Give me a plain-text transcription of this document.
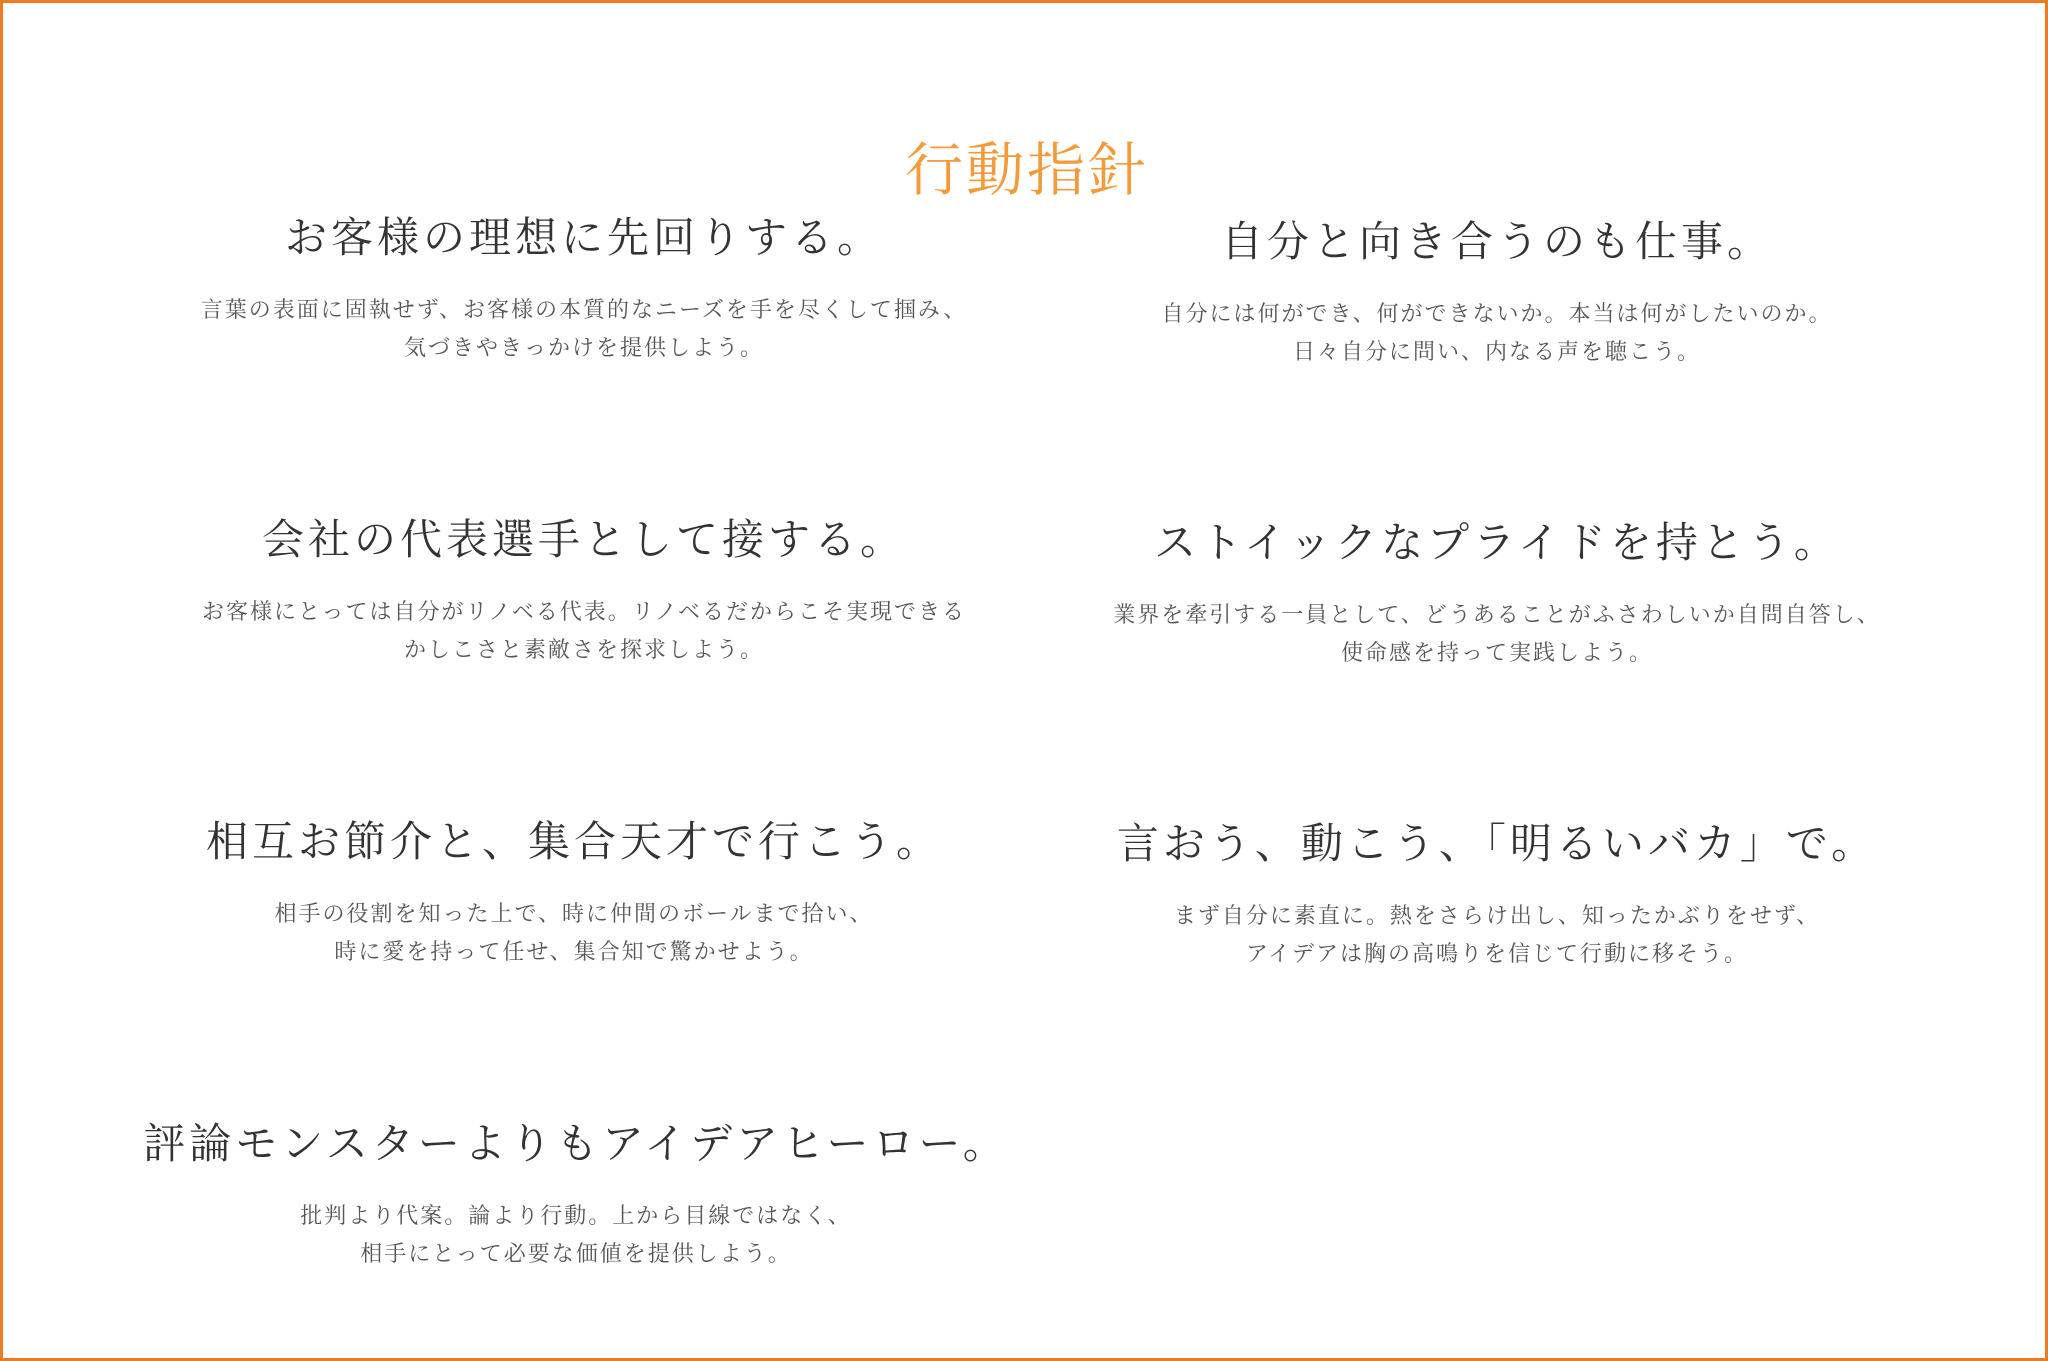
行動指針
お客様の理想に先回りする。
言葉の表面に固執せず、お客様の本質的なニーズを手を尽くして掴み、
気づきやきっかけを提供しよう。
自分と向き合うのも仕事。
自分には何ができ、何ができないか。本当は何がしたいのか。
日々自分に問い、内なる声を聴こう。
会社の代表選手として接する。
お客様にとっては自分がリノベる代表。リノベるだからこそ実現できる
かしこさと素敵さを探求しよう。
ストイックなプライドを持とう。
業界を牽引する一員として、どうあることがふさわしいか自問自答し、
使命感を持って実践しよう。
相互お節介と、集合天才で行こう。
相手の役割を知った上で、時に仲間のボールまで拾い、
時に愛を持って任せ、集合知で驚かせよう。
言おう、動こう、「明るいバカ」で。
まず自分に素直に。熱をさらけ出し、知ったかぶりをせず、
アイデアは胸の高鳴りを信じて行動に移そう。
評論モンスターよりもアイデアヒーロー。
批判より代案。論より行動。上から目線ではなく、
相手にとって必要な価値を提供しよう。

- [WHAT IS ASKED] Transcribe the records above exactly, leaving out every picture.

- [TASK OUTPUT]
Give me a plain-text transcription of this document.
行動指針
お客様の理想に先回りする。
言葉の表面に固執せず、お客様の本質的なニーズを手を尽くして掴み、
気づきやきっかけを提供しよう。
自分と向き合うのも仕事。
自分には何ができ、何ができないか。本当は何がしたいのか。
日々自分に問い、内なる声を聴こう。
会社の代表選手として接する。
お客様にとっては自分がリノベる代表。リノベるだからこそ実現できる
かしこさと素敵さを探求しよう。
ストイックなプライドを持とう。
業界を牽引する一員として、どうあることがふさわしいか自問自答し、
使命感を持って実践しよう。
相互お節介と、集合天才で行こう。
相手の役割を知った上で、時に仲間のボールまで拾い、
時に愛を持って任せ、集合知で驚かせよう。
言おう、動こう、「明るいバカ」で。
まず自分に素直に。熱をさらけ出し、知ったかぶりをせず、
アイデアは胸の高鳴りを信じて行動に移そう。
評論モンスターよりもアイデアヒーロー。
批判より代案。論より行動。上から目線ではなく、
相手にとって必要な価値を提供しよう。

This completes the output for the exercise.